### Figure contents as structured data
========================================
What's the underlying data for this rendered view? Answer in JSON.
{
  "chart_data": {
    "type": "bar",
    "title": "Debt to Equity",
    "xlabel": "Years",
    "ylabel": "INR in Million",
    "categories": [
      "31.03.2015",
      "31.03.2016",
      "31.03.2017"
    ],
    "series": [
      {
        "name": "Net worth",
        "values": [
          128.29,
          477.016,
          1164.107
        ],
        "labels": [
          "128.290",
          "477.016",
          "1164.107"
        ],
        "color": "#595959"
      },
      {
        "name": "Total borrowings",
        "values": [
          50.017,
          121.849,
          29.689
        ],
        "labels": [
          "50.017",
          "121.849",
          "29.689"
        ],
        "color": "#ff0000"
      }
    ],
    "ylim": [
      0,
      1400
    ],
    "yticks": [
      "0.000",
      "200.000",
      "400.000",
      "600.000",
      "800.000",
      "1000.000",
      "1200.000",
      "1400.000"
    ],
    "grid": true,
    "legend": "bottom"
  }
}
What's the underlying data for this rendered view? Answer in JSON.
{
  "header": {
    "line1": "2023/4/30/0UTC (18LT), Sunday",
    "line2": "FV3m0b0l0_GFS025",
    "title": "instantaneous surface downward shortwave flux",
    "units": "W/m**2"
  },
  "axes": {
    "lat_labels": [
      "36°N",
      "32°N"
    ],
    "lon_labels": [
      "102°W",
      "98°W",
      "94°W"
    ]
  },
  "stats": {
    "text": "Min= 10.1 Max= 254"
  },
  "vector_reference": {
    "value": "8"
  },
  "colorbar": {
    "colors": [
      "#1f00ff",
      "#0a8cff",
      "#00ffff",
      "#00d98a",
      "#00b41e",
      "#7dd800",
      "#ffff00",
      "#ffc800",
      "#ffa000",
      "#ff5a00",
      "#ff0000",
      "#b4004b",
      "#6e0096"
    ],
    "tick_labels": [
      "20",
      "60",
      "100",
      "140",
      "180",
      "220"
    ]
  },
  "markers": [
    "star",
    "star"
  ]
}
========================================
### TASK DESCRIPTION
Lines containing the string "title" are to be selected and copied.

### FULL SOLUTION
    "title": "Debt to Equity",
    "title": "instantaneous surface downward shortwave flux",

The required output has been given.